REQUIREMENTS.
Below is a block of records: output all of them exactly and leave out the pictures.

DATA EXCERPTS.
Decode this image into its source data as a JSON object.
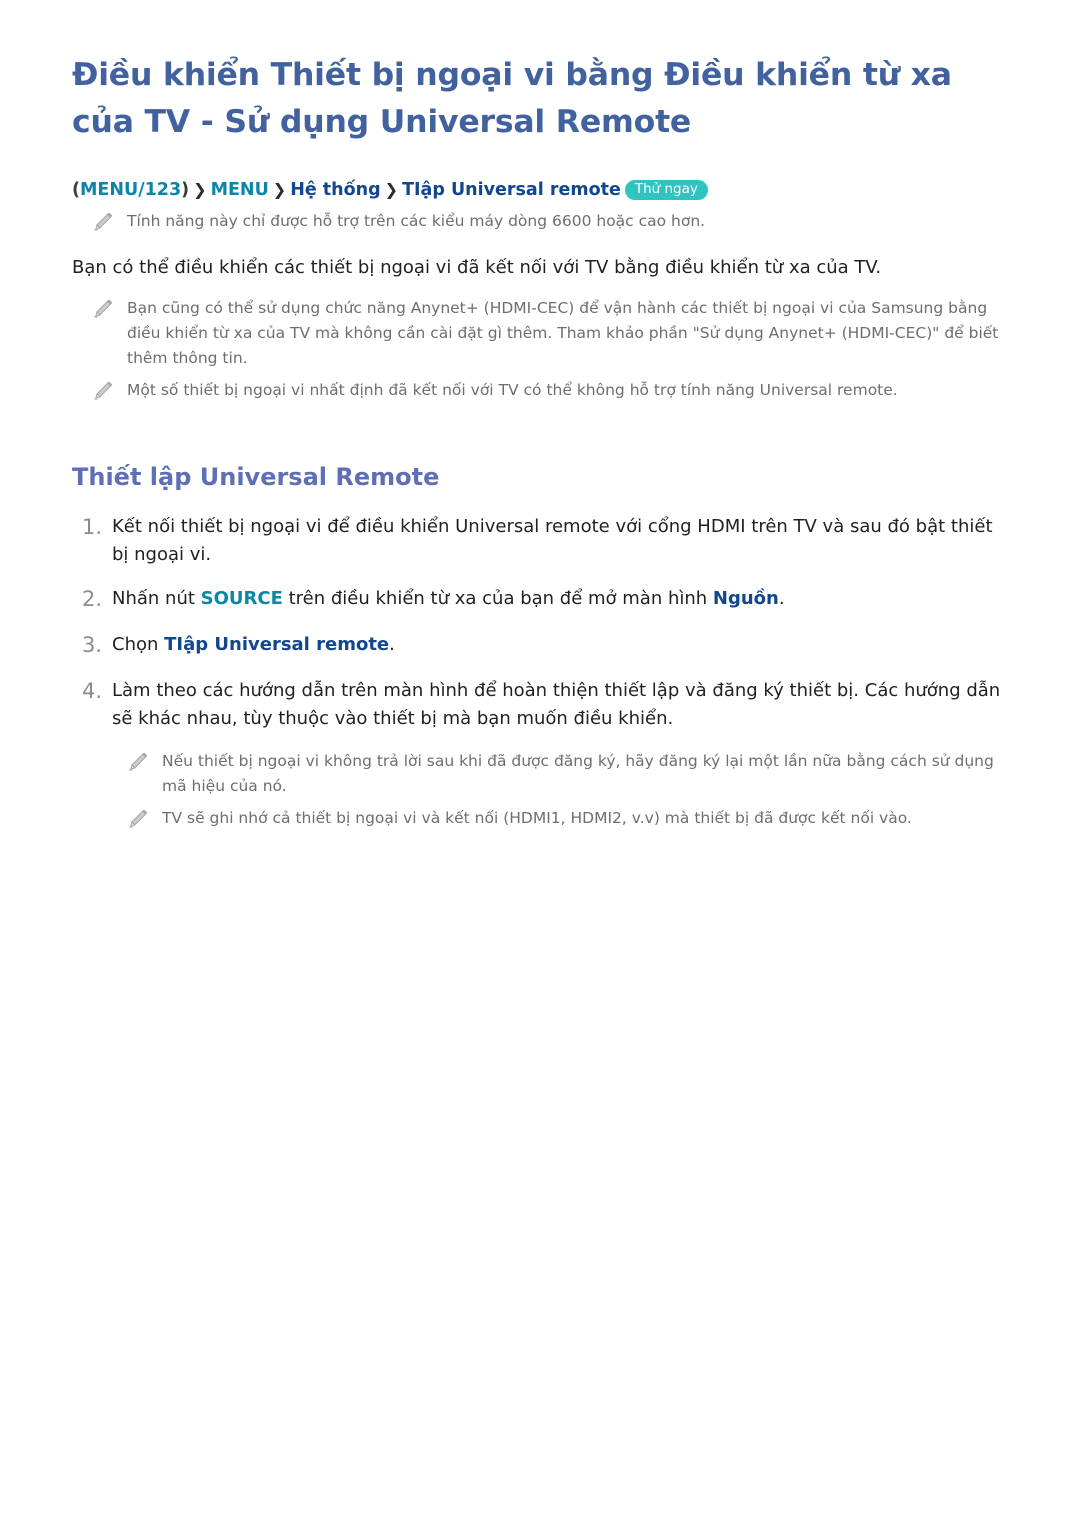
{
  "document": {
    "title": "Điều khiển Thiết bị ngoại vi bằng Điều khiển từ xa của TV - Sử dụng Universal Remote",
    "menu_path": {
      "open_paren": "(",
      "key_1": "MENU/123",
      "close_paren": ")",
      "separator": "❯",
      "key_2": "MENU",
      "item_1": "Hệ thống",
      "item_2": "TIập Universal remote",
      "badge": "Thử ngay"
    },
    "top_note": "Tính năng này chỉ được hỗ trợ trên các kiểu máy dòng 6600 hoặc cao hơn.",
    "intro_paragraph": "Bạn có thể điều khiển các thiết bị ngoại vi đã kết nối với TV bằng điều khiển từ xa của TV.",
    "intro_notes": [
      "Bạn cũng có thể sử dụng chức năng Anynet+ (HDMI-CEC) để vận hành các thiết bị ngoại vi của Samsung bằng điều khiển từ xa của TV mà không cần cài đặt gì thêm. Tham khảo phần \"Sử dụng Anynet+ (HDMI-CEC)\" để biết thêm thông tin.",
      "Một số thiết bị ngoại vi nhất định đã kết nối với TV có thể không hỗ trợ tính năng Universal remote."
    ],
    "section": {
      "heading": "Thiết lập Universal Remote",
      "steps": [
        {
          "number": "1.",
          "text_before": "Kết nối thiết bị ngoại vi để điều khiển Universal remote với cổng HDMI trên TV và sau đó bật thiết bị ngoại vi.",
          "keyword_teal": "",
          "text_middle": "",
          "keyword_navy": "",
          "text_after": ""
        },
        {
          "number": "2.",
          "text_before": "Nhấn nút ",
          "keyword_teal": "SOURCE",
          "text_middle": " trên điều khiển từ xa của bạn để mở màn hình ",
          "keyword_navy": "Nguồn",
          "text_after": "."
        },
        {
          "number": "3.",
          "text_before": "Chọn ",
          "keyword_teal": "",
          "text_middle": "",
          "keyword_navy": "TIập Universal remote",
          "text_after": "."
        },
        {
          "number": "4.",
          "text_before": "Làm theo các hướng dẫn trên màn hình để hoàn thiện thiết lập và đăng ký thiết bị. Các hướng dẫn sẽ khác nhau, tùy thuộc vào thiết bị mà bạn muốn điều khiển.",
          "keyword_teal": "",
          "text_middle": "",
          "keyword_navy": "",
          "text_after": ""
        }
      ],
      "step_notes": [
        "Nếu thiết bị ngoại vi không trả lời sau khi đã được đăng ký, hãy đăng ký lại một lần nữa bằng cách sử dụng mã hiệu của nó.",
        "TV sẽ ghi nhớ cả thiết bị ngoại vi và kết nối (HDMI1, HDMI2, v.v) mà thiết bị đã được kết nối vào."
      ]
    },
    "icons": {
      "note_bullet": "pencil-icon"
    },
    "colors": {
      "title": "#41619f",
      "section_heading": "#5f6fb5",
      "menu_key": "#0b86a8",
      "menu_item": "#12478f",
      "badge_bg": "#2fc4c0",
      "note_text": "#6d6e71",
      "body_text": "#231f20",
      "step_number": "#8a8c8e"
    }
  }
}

ANSWER.
Decode this image into its source data as a JSON object.
{
  "document": {
    "title": "Điều khiển Thiết bị ngoại vi bằng Điều khiển từ xa của TV - Sử dụng Universal Remote",
    "menu_path": {
      "open_paren": "(",
      "key_1": "MENU/123",
      "close_paren": ")",
      "separator": "❯",
      "key_2": "MENU",
      "item_1": "Hệ thống",
      "item_2": "TIập Universal remote",
      "badge": "Thử ngay"
    },
    "top_note": "Tính năng này chỉ được hỗ trợ trên các kiểu máy dòng 6600 hoặc cao hơn.",
    "intro_paragraph": "Bạn có thể điều khiển các thiết bị ngoại vi đã kết nối với TV bằng điều khiển từ xa của TV.",
    "intro_notes": [
      "Bạn cũng có thể sử dụng chức năng Anynet+ (HDMI-CEC) để vận hành các thiết bị ngoại vi của Samsung bằng điều khiển từ xa của TV mà không cần cài đặt gì thêm. Tham khảo phần \"Sử dụng Anynet+ (HDMI-CEC)\" để biết thêm thông tin.",
      "Một số thiết bị ngoại vi nhất định đã kết nối với TV có thể không hỗ trợ tính năng Universal remote."
    ],
    "section": {
      "heading": "Thiết lập Universal Remote",
      "steps": [
        {
          "number": "1.",
          "text_before": "Kết nối thiết bị ngoại vi để điều khiển Universal remote với cổng HDMI trên TV và sau đó bật thiết bị ngoại vi.",
          "keyword_teal": "",
          "text_middle": "",
          "keyword_navy": "",
          "text_after": ""
        },
        {
          "number": "2.",
          "text_before": "Nhấn nút ",
          "keyword_teal": "SOURCE",
          "text_middle": " trên điều khiển từ xa của bạn để mở màn hình ",
          "keyword_navy": "Nguồn",
          "text_after": "."
        },
        {
          "number": "3.",
          "text_before": "Chọn ",
          "keyword_teal": "",
          "text_middle": "",
          "keyword_navy": "TIập Universal remote",
          "text_after": "."
        },
        {
          "number": "4.",
          "text_before": "Làm theo các hướng dẫn trên màn hình để hoàn thiện thiết lập và đăng ký thiết bị. Các hướng dẫn sẽ khác nhau, tùy thuộc vào thiết bị mà bạn muốn điều khiển.",
          "keyword_teal": "",
          "text_middle": "",
          "keyword_navy": "",
          "text_after": ""
        }
      ],
      "step_notes": [
        "Nếu thiết bị ngoại vi không trả lời sau khi đã được đăng ký, hãy đăng ký lại một lần nữa bằng cách sử dụng mã hiệu của nó.",
        "TV sẽ ghi nhớ cả thiết bị ngoại vi và kết nối (HDMI1, HDMI2, v.v) mà thiết bị đã được kết nối vào."
      ]
    },
    "icons": {
      "note_bullet": "pencil-icon"
    },
    "colors": {
      "title": "#41619f",
      "section_heading": "#5f6fb5",
      "menu_key": "#0b86a8",
      "menu_item": "#12478f",
      "badge_bg": "#2fc4c0",
      "note_text": "#6d6e71",
      "body_text": "#231f20",
      "step_number": "#8a8c8e"
    }
  }
}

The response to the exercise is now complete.